» **TASK DETAILS**
Pull out every line in the data that has the string "subtitle" in it.

___

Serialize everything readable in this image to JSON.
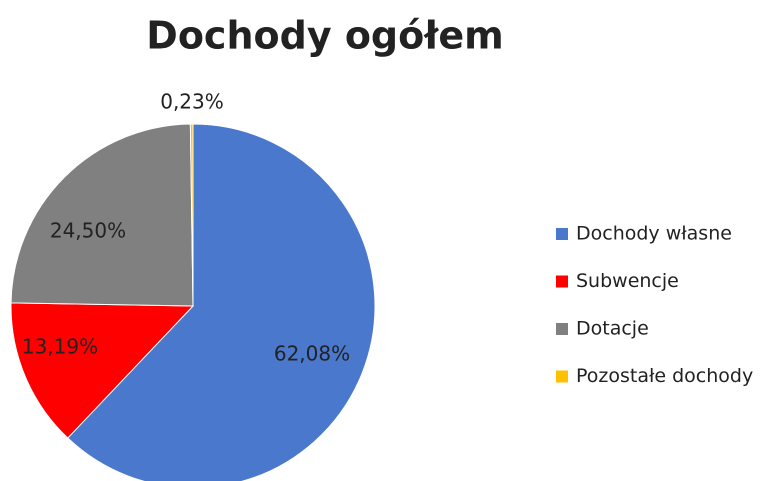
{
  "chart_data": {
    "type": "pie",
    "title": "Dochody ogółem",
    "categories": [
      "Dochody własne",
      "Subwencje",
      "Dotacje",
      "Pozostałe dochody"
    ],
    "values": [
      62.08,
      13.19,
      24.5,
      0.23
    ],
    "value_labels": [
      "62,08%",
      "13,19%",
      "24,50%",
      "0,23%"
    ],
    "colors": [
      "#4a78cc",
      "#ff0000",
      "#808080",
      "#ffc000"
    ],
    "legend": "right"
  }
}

___

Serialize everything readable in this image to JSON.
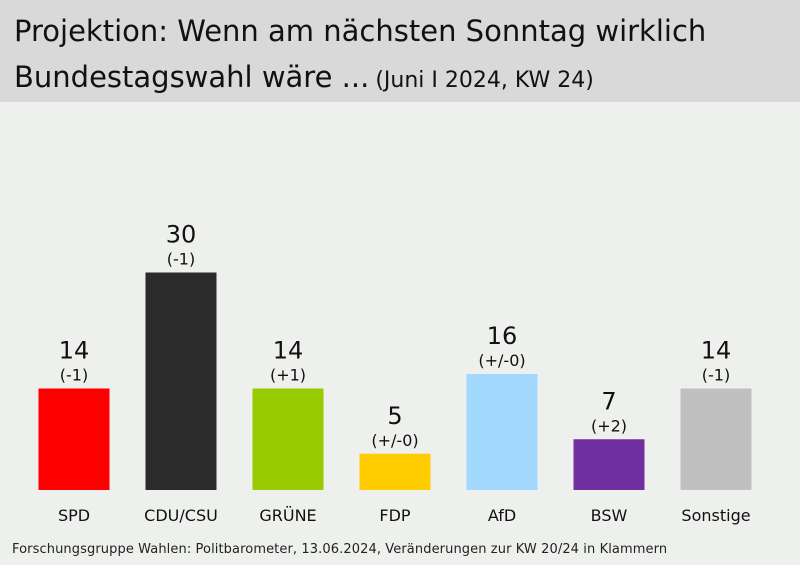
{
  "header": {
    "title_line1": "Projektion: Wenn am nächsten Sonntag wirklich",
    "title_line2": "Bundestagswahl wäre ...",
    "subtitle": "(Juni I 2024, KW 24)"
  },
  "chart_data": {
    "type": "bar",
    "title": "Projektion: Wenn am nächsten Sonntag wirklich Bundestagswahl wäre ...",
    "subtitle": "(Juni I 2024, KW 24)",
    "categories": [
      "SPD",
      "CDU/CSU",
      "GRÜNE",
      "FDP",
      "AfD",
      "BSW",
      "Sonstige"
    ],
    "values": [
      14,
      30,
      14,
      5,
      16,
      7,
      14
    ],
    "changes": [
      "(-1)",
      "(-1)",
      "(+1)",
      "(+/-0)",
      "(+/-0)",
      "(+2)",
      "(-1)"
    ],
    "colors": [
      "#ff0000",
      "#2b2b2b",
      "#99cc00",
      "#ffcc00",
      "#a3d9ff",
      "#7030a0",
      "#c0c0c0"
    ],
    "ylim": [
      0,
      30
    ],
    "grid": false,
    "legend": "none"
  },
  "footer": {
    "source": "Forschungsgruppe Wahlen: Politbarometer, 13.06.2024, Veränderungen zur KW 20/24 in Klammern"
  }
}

___

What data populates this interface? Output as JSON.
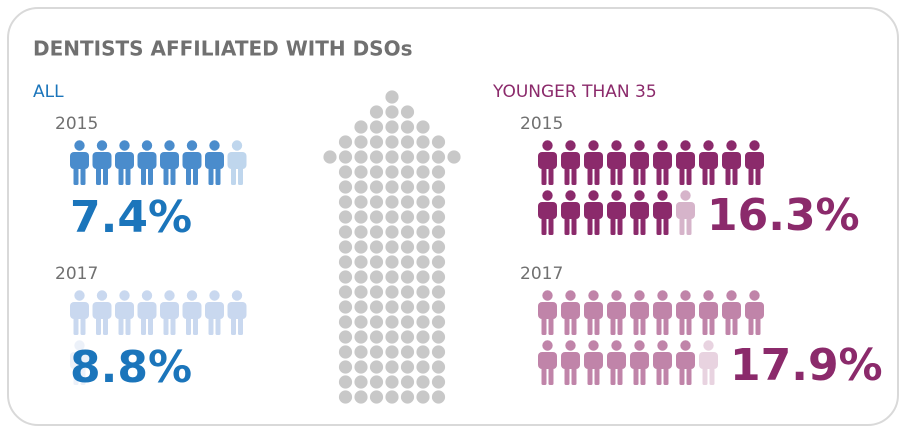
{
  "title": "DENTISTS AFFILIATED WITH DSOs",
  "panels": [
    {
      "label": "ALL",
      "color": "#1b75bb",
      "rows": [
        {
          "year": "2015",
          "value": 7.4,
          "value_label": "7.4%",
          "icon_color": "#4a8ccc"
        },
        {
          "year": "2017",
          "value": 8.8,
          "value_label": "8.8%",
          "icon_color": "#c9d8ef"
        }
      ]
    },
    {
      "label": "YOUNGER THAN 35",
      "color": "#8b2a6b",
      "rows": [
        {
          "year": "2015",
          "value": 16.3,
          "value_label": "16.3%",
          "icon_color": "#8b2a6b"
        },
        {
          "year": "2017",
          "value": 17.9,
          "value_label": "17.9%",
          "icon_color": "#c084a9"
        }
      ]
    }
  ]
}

___

» **REPLY TO THE EXERCISE**
    "subtitle": "(Juni I 2024, KW 24)"
    "subtitle": "(Juni I 2024, KW 24)",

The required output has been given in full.